start

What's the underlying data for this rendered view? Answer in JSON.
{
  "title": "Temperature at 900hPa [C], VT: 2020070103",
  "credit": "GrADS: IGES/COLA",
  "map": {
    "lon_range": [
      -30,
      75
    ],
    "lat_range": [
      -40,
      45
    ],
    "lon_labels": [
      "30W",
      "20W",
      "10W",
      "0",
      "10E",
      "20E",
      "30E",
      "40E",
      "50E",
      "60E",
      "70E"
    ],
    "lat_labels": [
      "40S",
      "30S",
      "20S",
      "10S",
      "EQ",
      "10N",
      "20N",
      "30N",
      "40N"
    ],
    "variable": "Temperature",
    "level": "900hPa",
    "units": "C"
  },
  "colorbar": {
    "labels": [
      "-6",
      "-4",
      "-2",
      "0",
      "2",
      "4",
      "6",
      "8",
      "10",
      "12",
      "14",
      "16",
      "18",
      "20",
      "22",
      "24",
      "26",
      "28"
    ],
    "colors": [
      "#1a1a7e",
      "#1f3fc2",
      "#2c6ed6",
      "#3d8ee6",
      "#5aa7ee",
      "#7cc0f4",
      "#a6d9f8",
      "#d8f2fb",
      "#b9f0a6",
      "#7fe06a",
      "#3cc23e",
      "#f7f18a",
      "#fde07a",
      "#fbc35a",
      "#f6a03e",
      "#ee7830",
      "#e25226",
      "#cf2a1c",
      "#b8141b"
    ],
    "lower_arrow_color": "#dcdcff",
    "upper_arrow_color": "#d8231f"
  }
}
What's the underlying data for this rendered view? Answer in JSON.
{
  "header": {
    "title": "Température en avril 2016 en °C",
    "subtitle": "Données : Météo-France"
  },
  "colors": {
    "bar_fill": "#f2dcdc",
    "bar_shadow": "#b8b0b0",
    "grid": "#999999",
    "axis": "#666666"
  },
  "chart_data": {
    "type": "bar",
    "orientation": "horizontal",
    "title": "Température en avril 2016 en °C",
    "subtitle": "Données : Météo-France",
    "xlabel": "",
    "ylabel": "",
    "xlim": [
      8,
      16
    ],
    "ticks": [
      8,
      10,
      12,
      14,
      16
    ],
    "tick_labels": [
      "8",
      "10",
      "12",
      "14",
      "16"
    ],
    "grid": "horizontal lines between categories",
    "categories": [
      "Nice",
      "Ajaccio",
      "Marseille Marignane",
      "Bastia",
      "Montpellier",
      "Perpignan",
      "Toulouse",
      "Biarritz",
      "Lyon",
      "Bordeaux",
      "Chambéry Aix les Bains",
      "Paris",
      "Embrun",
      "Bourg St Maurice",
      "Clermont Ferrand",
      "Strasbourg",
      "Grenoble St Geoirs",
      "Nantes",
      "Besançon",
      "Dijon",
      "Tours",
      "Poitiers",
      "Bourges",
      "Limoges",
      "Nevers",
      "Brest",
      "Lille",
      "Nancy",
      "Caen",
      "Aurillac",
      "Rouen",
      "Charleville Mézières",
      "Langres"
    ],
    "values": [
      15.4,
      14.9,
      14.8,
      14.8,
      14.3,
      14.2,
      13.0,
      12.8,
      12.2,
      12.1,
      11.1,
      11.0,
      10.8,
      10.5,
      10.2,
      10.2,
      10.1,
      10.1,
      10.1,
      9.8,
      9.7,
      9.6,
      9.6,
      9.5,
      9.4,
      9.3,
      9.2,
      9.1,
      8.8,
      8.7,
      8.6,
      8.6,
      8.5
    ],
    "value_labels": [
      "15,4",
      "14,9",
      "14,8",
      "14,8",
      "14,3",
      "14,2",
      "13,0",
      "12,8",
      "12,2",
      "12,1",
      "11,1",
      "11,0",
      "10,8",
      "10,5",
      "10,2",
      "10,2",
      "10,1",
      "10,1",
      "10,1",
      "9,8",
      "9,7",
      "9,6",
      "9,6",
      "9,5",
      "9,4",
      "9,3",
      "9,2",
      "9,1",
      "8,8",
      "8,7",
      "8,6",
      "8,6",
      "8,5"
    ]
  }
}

end

> [Written problem] Repeat the records above in full, character for character.

> [Task result]
What's the underlying data for this rendered view? Answer in JSON.
{
  "title": "Temperature at 900hPa [C], VT: 2020070103",
  "credit": "GrADS: IGES/COLA",
  "map": {
    "lon_range": [
      -30,
      75
    ],
    "lat_range": [
      -40,
      45
    ],
    "lon_labels": [
      "30W",
      "20W",
      "10W",
      "0",
      "10E",
      "20E",
      "30E",
      "40E",
      "50E",
      "60E",
      "70E"
    ],
    "lat_labels": [
      "40S",
      "30S",
      "20S",
      "10S",
      "EQ",
      "10N",
      "20N",
      "30N",
      "40N"
    ],
    "variable": "Temperature",
    "level": "900hPa",
    "units": "C"
  },
  "colorbar": {
    "labels": [
      "-6",
      "-4",
      "-2",
      "0",
      "2",
      "4",
      "6",
      "8",
      "10",
      "12",
      "14",
      "16",
      "18",
      "20",
      "22",
      "24",
      "26",
      "28"
    ],
    "colors": [
      "#1a1a7e",
      "#1f3fc2",
      "#2c6ed6",
      "#3d8ee6",
      "#5aa7ee",
      "#7cc0f4",
      "#a6d9f8",
      "#d8f2fb",
      "#b9f0a6",
      "#7fe06a",
      "#3cc23e",
      "#f7f18a",
      "#fde07a",
      "#fbc35a",
      "#f6a03e",
      "#ee7830",
      "#e25226",
      "#cf2a1c",
      "#b8141b"
    ],
    "lower_arrow_color": "#dcdcff",
    "upper_arrow_color": "#d8231f"
  }
}
What's the underlying data for this rendered view? Answer in JSON.
{
  "header": {
    "title": "Température en avril 2016 en °C",
    "subtitle": "Données : Météo-France"
  },
  "colors": {
    "bar_fill": "#f2dcdc",
    "bar_shadow": "#b8b0b0",
    "grid": "#999999",
    "axis": "#666666"
  },
  "chart_data": {
    "type": "bar",
    "orientation": "horizontal",
    "title": "Température en avril 2016 en °C",
    "subtitle": "Données : Météo-France",
    "xlabel": "",
    "ylabel": "",
    "xlim": [
      8,
      16
    ],
    "ticks": [
      8,
      10,
      12,
      14,
      16
    ],
    "tick_labels": [
      "8",
      "10",
      "12",
      "14",
      "16"
    ],
    "grid": "horizontal lines between categories",
    "categories": [
      "Nice",
      "Ajaccio",
      "Marseille Marignane",
      "Bastia",
      "Montpellier",
      "Perpignan",
      "Toulouse",
      "Biarritz",
      "Lyon",
      "Bordeaux",
      "Chambéry Aix les Bains",
      "Paris",
      "Embrun",
      "Bourg St Maurice",
      "Clermont Ferrand",
      "Strasbourg",
      "Grenoble St Geoirs",
      "Nantes",
      "Besançon",
      "Dijon",
      "Tours",
      "Poitiers",
      "Bourges",
      "Limoges",
      "Nevers",
      "Brest",
      "Lille",
      "Nancy",
      "Caen",
      "Aurillac",
      "Rouen",
      "Charleville Mézières",
      "Langres"
    ],
    "values": [
      15.4,
      14.9,
      14.8,
      14.8,
      14.3,
      14.2,
      13.0,
      12.8,
      12.2,
      12.1,
      11.1,
      11.0,
      10.8,
      10.5,
      10.2,
      10.2,
      10.1,
      10.1,
      10.1,
      9.8,
      9.7,
      9.6,
      9.6,
      9.5,
      9.4,
      9.3,
      9.2,
      9.1,
      8.8,
      8.7,
      8.6,
      8.6,
      8.5
    ],
    "value_labels": [
      "15,4",
      "14,9",
      "14,8",
      "14,8",
      "14,3",
      "14,2",
      "13,0",
      "12,8",
      "12,2",
      "12,1",
      "11,1",
      "11,0",
      "10,8",
      "10,5",
      "10,2",
      "10,2",
      "10,1",
      "10,1",
      "10,1",
      "9,8",
      "9,7",
      "9,6",
      "9,6",
      "9,5",
      "9,4",
      "9,3",
      "9,2",
      "9,1",
      "8,8",
      "8,7",
      "8,6",
      "8,6",
      "8,5"
    ]
  }
}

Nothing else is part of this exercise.